What to do:
Write out the records again, exactly, leaving none out.

****************

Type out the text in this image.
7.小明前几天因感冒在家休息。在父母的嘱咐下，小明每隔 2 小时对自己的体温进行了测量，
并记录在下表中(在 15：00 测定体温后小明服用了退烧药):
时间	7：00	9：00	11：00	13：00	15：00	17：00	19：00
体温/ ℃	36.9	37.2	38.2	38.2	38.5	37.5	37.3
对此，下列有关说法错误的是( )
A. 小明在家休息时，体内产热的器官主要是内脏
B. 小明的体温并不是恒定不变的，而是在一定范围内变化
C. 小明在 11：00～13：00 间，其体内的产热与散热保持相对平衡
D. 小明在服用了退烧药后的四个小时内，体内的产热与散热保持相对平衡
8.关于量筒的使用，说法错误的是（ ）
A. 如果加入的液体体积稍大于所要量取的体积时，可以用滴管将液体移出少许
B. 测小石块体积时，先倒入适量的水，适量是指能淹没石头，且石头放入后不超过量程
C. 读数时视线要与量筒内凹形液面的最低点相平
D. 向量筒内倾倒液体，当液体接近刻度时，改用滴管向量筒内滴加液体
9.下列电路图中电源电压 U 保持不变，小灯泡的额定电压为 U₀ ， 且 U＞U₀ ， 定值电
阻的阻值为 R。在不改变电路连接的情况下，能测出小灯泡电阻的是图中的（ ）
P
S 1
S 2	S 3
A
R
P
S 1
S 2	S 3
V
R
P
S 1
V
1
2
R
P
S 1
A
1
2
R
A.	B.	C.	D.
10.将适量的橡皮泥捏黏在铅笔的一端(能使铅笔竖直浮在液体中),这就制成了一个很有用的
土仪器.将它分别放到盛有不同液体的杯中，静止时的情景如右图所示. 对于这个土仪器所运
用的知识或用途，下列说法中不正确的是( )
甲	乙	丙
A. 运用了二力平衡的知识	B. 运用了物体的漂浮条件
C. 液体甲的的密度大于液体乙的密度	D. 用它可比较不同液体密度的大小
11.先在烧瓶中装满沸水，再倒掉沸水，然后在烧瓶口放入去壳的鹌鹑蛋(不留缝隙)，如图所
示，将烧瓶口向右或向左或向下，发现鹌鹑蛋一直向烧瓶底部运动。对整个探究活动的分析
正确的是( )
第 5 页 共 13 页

****************

Exercise answer:
Type out the text in this image.
7.小明前几天因感冒在家休息。在父母的嘱咐下，小明每隔 2 小时对自己的体温进行了测量，
并记录在下表中(在 15：00 测定体温后小明服用了退烧药):
时间	7：00	9：00	11：00	13：00	15：00	17：00	19：00
体温/ ℃	36.9	37.2	38.2	38.2	38.5	37.5	37.3
对此，下列有关说法错误的是( )
A. 小明在家休息时，体内产热的器官主要是内脏
B. 小明的体温并不是恒定不变的，而是在一定范围内变化
C. 小明在 11：00～13：00 间，其体内的产热与散热保持相对平衡
D. 小明在服用了退烧药后的四个小时内，体内的产热与散热保持相对平衡
8.关于量筒的使用，说法错误的是（ ）
A. 如果加入的液体体积稍大于所要量取的体积时，可以用滴管将液体移出少许
B. 测小石块体积时，先倒入适量的水，适量是指能淹没石头，且石头放入后不超过量程
C. 读数时视线要与量筒内凹形液面的最低点相平
D. 向量筒内倾倒液体，当液体接近刻度时，改用滴管向量筒内滴加液体
9.下列电路图中电源电压 U 保持不变，小灯泡的额定电压为 U₀ ， 且 U＞U₀ ， 定值电
阻的阻值为 R。在不改变电路连接的情况下，能测出小灯泡电阻的是图中的（ ）
P
S 1
S 2	S 3
A
R
P
S 1
S 2	S 3
V
R
P
S 1
V
1
2
R
P
S 1
A
1
2
R
A.	B.	C.	D.
10.将适量的橡皮泥捏黏在铅笔的一端(能使铅笔竖直浮在液体中),这就制成了一个很有用的
土仪器.将它分别放到盛有不同液体的杯中，静止时的情景如右图所示. 对于这个土仪器所运
用的知识或用途，下列说法中不正确的是( )
甲	乙	丙
A. 运用了二力平衡的知识	B. 运用了物体的漂浮条件
C. 液体甲的的密度大于液体乙的密度	D. 用它可比较不同液体密度的大小
11.先在烧瓶中装满沸水，再倒掉沸水，然后在烧瓶口放入去壳的鹌鹑蛋(不留缝隙)，如图所
示，将烧瓶口向右或向左或向下，发现鹌鹑蛋一直向烧瓶底部运动。对整个探究活动的分析
正确的是( )
第 5 页 共 13 页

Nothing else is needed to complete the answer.